| Recorded data |
####################

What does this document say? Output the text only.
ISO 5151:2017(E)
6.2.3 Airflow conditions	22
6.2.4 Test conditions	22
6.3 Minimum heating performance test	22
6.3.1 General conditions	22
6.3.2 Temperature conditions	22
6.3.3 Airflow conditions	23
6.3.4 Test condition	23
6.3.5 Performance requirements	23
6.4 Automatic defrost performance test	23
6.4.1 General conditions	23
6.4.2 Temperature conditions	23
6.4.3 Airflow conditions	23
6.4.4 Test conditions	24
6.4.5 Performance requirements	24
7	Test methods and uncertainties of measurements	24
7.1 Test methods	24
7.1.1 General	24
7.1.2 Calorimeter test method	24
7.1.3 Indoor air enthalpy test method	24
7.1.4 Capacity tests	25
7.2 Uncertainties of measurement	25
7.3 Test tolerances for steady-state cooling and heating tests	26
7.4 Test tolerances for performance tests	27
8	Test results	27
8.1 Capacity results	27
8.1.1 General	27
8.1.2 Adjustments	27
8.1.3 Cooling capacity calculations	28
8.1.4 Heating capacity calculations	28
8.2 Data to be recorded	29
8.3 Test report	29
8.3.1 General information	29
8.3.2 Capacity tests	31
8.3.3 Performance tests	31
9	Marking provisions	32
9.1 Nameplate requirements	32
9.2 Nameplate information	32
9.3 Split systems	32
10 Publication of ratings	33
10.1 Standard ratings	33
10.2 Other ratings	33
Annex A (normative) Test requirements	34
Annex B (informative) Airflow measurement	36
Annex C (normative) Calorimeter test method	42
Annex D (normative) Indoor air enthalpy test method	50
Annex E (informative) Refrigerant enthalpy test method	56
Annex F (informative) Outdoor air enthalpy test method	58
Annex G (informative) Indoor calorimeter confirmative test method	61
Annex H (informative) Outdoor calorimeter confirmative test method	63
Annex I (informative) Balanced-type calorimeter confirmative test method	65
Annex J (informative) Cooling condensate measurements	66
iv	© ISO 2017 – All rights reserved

####################

| Work to do |
All of the entries above should be written out again exactly.

| The output |
What does this document say? Output the text only.
ISO 5151:2017(E)
6.2.3 Airflow conditions	22
6.2.4 Test conditions	22
6.3 Minimum heating performance test	22
6.3.1 General conditions	22
6.3.2 Temperature conditions	22
6.3.3 Airflow conditions	23
6.3.4 Test condition	23
6.3.5 Performance requirements	23
6.4 Automatic defrost performance test	23
6.4.1 General conditions	23
6.4.2 Temperature conditions	23
6.4.3 Airflow conditions	23
6.4.4 Test conditions	24
6.4.5 Performance requirements	24
7	Test methods and uncertainties of measurements	24
7.1 Test methods	24
7.1.1 General	24
7.1.2 Calorimeter test method	24
7.1.3 Indoor air enthalpy test method	24
7.1.4 Capacity tests	25
7.2 Uncertainties of measurement	25
7.3 Test tolerances for steady-state cooling and heating tests	26
7.4 Test tolerances for performance tests	27
8	Test results	27
8.1 Capacity results	27
8.1.1 General	27
8.1.2 Adjustments	27
8.1.3 Cooling capacity calculations	28
8.1.4 Heating capacity calculations	28
8.2 Data to be recorded	29
8.3 Test report	29
8.3.1 General information	29
8.3.2 Capacity tests	31
8.3.3 Performance tests	31
9	Marking provisions	32
9.1 Nameplate requirements	32
9.2 Nameplate information	32
9.3 Split systems	32
10 Publication of ratings	33
10.1 Standard ratings	33
10.2 Other ratings	33
Annex A (normative) Test requirements	34
Annex B (informative) Airflow measurement	36
Annex C (normative) Calorimeter test method	42
Annex D (normative) Indoor air enthalpy test method	50
Annex E (informative) Refrigerant enthalpy test method	56
Annex F (informative) Outdoor air enthalpy test method	58
Annex G (informative) Indoor calorimeter confirmative test method	61
Annex H (informative) Outdoor calorimeter confirmative test method	63
Annex I (informative) Balanced-type calorimeter confirmative test method	65
Annex J (informative) Cooling condensate measurements	66
iv	© ISO 2017 – All rights reserved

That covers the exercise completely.